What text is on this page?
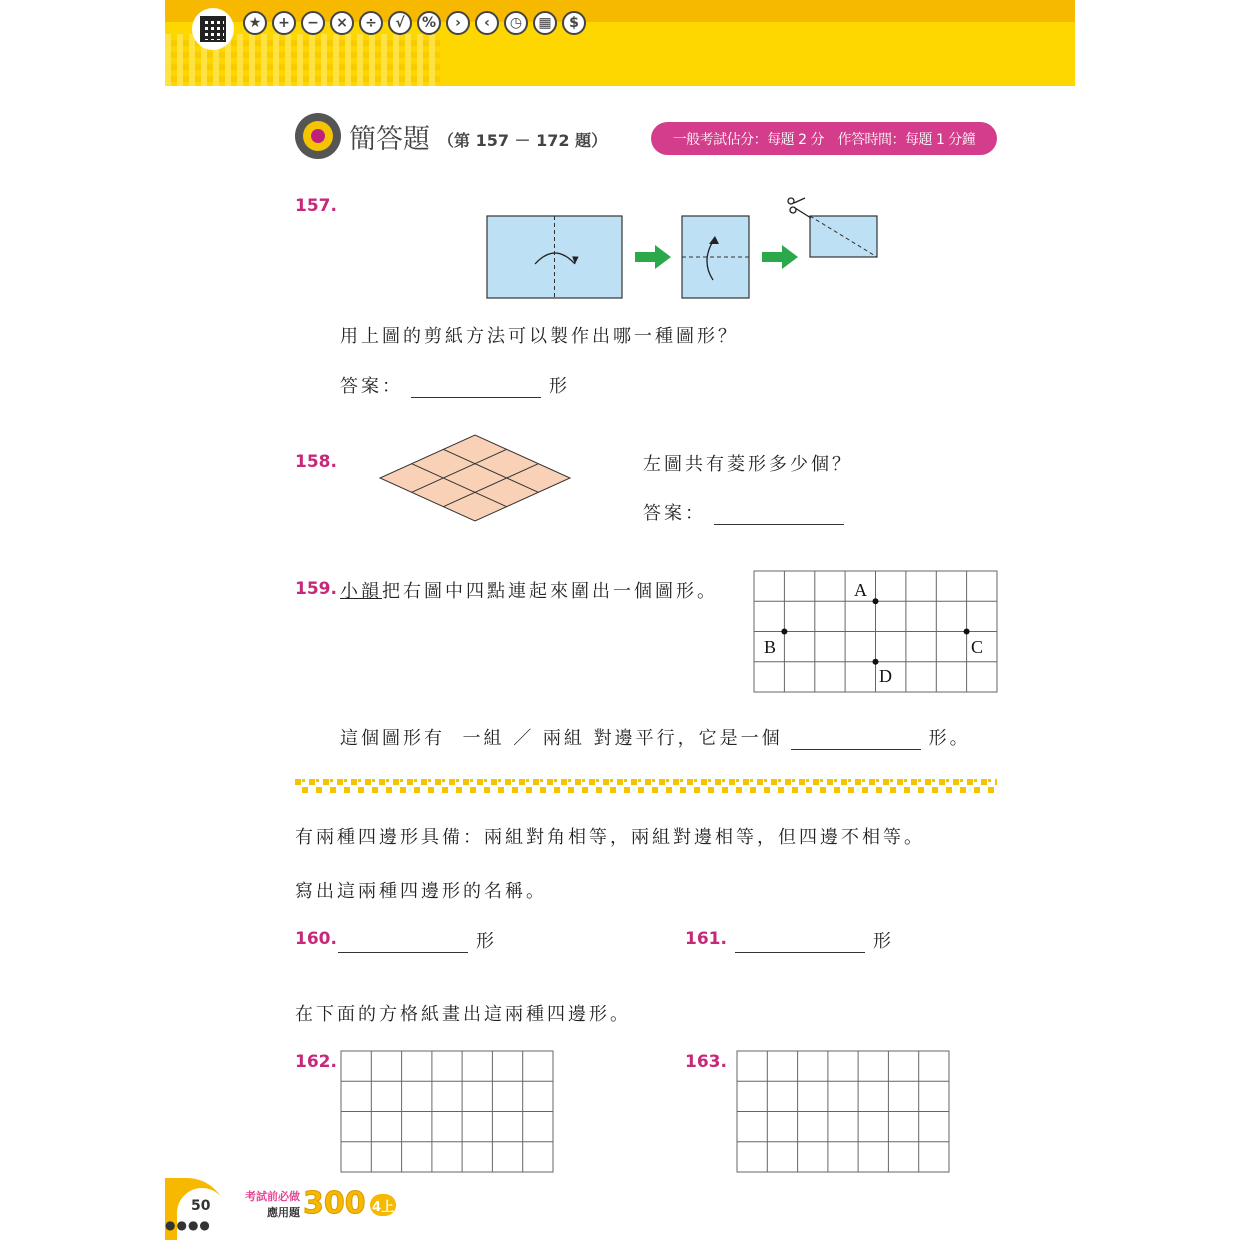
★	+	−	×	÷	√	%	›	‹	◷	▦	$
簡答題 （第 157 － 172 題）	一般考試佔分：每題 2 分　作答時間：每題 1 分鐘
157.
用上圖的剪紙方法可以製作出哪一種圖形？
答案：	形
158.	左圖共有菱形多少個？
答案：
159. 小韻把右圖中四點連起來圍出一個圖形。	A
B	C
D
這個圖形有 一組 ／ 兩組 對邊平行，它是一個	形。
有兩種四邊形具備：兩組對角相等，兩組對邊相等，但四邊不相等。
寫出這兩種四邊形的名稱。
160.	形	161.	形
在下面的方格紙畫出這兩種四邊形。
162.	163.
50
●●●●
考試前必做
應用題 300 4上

◇ ◇ ◇ ◇

WORK TO DO> Give back each entry exactly as it appears, with no pictures.

FULL OUTPUT>
What text is on this page?
★	+	−	×	÷	√	%	›	‹	◷	▦	$
簡答題 （第 157 － 172 題）	一般考試佔分：每題 2 分　作答時間：每題 1 分鐘
157.
用上圖的剪紙方法可以製作出哪一種圖形？
答案：	形
158.	左圖共有菱形多少個？
答案：
159. 小韻把右圖中四點連起來圍出一個圖形。	A
B	C
D
這個圖形有 一組 ／ 兩組 對邊平行，它是一個	形。
有兩種四邊形具備：兩組對角相等，兩組對邊相等，但四邊不相等。
寫出這兩種四邊形的名稱。
160.	形	161.	形
在下面的方格紙畫出這兩種四邊形。
162.	163.
50
●●●●
考試前必做
應用題 300 4上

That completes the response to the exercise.